Brief:
Find each line with the string "dire" and copy it.

Extracted data:
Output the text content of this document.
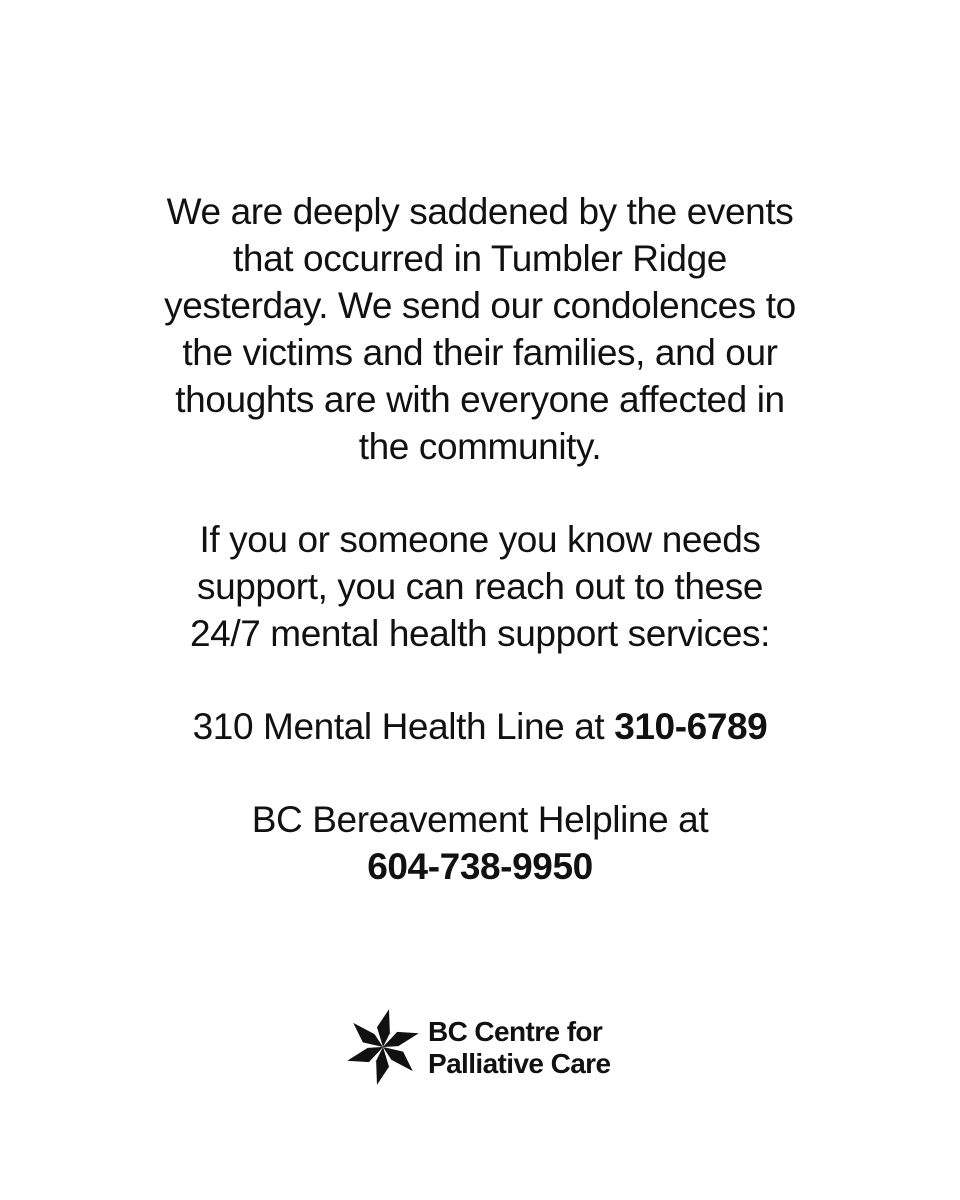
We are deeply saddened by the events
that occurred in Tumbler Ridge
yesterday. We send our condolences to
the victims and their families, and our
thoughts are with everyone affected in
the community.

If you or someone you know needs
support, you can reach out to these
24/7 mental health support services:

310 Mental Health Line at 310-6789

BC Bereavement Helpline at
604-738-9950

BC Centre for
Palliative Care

* * *

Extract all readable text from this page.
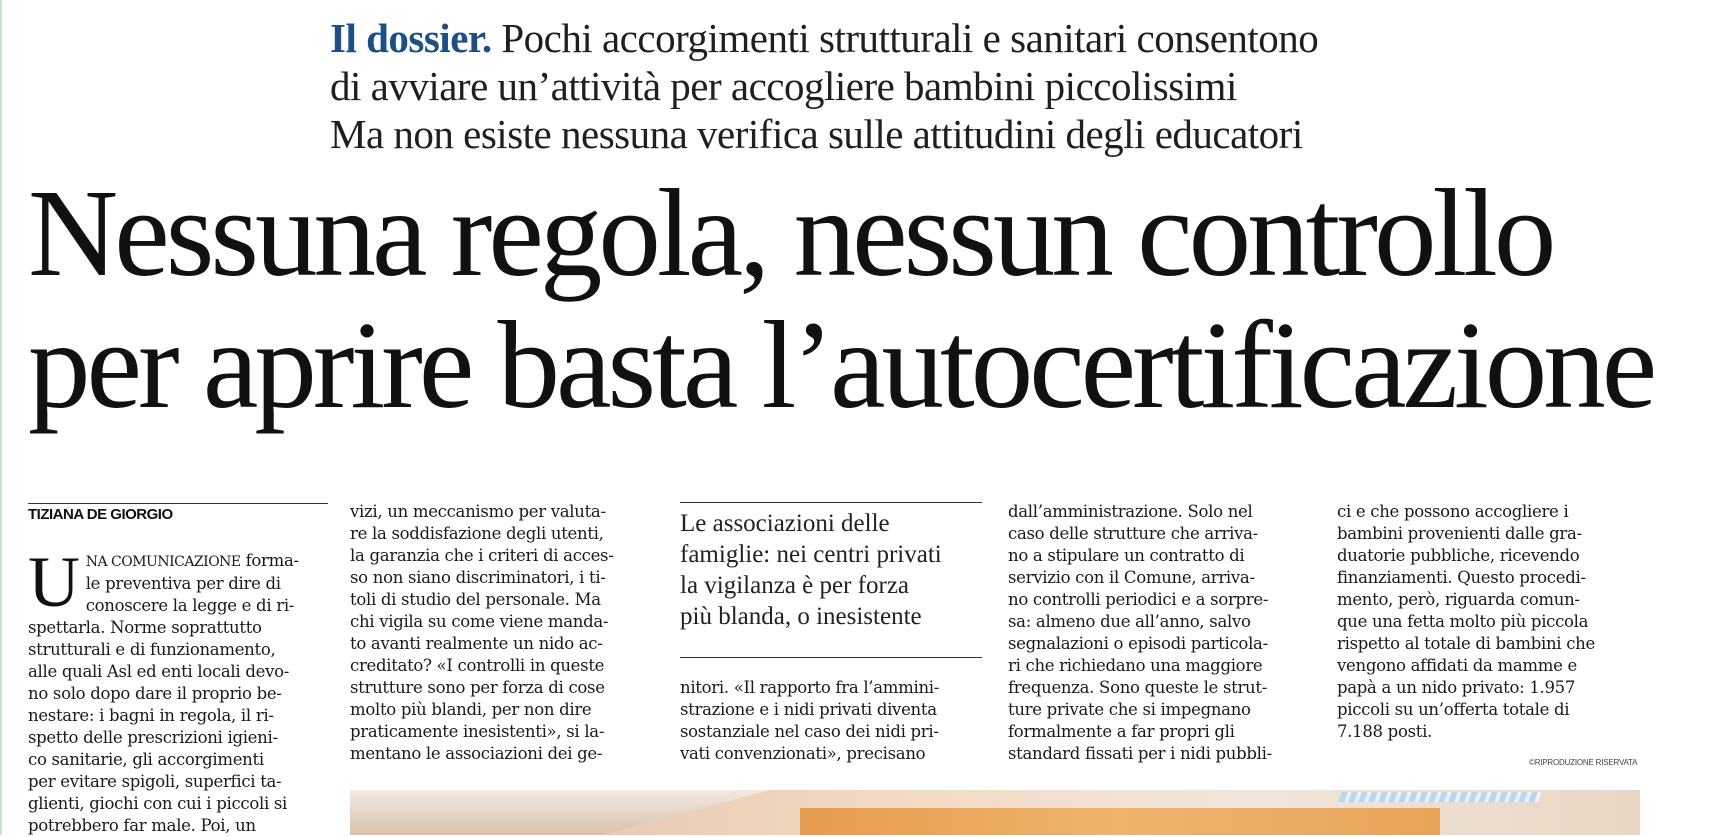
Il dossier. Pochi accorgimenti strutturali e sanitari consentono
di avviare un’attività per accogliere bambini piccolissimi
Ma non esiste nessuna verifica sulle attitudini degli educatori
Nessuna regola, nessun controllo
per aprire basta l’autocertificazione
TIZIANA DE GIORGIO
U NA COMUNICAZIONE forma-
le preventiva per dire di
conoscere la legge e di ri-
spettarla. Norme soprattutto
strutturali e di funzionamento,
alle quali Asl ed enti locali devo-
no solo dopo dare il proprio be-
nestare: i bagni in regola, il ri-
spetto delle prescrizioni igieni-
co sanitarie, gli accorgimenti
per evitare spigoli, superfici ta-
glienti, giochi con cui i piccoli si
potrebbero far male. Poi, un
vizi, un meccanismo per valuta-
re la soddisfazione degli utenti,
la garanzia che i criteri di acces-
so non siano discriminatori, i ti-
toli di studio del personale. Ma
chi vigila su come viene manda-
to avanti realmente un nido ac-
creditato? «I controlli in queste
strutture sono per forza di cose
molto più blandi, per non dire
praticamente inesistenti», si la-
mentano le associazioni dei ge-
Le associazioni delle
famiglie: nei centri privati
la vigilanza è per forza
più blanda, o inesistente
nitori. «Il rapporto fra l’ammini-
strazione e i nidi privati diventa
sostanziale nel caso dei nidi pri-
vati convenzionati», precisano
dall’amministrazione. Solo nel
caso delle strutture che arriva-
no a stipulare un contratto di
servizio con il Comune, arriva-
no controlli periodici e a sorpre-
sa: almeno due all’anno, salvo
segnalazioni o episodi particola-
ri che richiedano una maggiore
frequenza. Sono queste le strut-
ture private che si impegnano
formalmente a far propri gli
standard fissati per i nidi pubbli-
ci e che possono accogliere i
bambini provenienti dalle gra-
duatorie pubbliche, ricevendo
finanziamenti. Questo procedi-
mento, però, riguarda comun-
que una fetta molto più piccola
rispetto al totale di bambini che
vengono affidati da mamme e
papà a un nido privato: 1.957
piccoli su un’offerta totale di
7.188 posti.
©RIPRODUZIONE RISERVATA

Exercise output:
le preventiva per dire di
molto più blandi, per non dire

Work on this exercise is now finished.